**SHORT PROBLEM**
Look in the data below for the line that contains "What text is on this page?". Copy that line and the remaining lines exactly.

**Lines of data**
----

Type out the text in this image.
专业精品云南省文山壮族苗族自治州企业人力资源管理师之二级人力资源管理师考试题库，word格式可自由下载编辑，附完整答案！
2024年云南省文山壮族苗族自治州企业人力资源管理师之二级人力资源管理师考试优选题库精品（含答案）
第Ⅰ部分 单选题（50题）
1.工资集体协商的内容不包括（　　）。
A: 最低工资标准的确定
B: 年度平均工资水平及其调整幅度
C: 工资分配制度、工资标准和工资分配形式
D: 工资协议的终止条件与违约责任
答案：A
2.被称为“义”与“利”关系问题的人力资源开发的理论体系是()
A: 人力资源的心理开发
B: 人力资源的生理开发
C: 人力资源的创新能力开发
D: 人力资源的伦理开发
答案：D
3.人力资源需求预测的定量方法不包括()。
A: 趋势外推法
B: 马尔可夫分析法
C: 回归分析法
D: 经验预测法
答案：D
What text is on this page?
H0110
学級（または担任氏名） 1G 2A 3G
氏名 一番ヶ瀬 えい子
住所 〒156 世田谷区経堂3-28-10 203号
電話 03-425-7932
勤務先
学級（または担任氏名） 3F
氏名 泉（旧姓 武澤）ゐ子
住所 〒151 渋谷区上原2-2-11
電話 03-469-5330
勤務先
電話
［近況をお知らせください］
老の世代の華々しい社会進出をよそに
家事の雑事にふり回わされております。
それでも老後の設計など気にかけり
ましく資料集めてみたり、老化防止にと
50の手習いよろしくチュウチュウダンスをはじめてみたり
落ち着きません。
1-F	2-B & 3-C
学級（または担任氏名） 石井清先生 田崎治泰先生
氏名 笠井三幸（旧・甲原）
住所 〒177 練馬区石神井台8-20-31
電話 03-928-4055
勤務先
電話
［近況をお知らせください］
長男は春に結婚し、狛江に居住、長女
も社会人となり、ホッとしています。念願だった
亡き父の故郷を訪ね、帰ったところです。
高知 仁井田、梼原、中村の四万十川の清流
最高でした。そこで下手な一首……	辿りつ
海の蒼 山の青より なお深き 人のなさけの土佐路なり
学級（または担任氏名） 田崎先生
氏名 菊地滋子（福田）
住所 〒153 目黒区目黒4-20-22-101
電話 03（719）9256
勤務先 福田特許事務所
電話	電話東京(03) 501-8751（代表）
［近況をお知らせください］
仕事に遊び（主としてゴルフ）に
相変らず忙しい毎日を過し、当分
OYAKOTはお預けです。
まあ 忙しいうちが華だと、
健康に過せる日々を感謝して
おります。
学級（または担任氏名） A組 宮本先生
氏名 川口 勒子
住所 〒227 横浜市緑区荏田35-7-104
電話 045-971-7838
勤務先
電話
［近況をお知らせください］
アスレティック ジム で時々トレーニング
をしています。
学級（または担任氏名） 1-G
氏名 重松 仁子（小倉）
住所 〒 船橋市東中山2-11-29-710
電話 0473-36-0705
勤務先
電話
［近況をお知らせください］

----

**RIGHT ANSWER**
What text is on this page?
H0110
学級（または担任氏名） 1G 2A 3G
氏名 一番ヶ瀬 えい子
住所 〒156 世田谷区経堂3-28-10 203号
電話 03-425-7932
勤務先
学級（または担任氏名） 3F
氏名 泉（旧姓 武澤）ゐ子
住所 〒151 渋谷区上原2-2-11
電話 03-469-5330
勤務先
電話
［近況をお知らせください］
老の世代の華々しい社会進出をよそに
家事の雑事にふり回わされております。
それでも老後の設計など気にかけり
ましく資料集めてみたり、老化防止にと
50の手習いよろしくチュウチュウダンスをはじめてみたり
落ち着きません。
1-F	2-B & 3-C
学級（または担任氏名） 石井清先生 田崎治泰先生
氏名 笠井三幸（旧・甲原）
住所 〒177 練馬区石神井台8-20-31
電話 03-928-4055
勤務先
電話
［近況をお知らせください］
長男は春に結婚し、狛江に居住、長女
も社会人となり、ホッとしています。念願だった
亡き父の故郷を訪ね、帰ったところです。
高知 仁井田、梼原、中村の四万十川の清流
最高でした。そこで下手な一首……	辿りつ
海の蒼 山の青より なお深き 人のなさけの土佐路なり
学級（または担任氏名） 田崎先生
氏名 菊地滋子（福田）
住所 〒153 目黒区目黒4-20-22-101
電話 03（719）9256
勤務先 福田特許事務所
電話	電話東京(03) 501-8751（代表）
［近況をお知らせください］
仕事に遊び（主としてゴルフ）に
相変らず忙しい毎日を過し、当分
OYAKOTはお預けです。
まあ 忙しいうちが華だと、
健康に過せる日々を感謝して
おります。
学級（または担任氏名） A組 宮本先生
氏名 川口 勒子
住所 〒227 横浜市緑区荏田35-7-104
電話 045-971-7838
勤務先
電話
［近況をお知らせください］
アスレティック ジム で時々トレーニング
をしています。
学級（または担任氏名） 1-G
氏名 重松 仁子（小倉）
住所 〒 船橋市東中山2-11-29-710
電話 0473-36-0705
勤務先
電話
［近況をお知らせください］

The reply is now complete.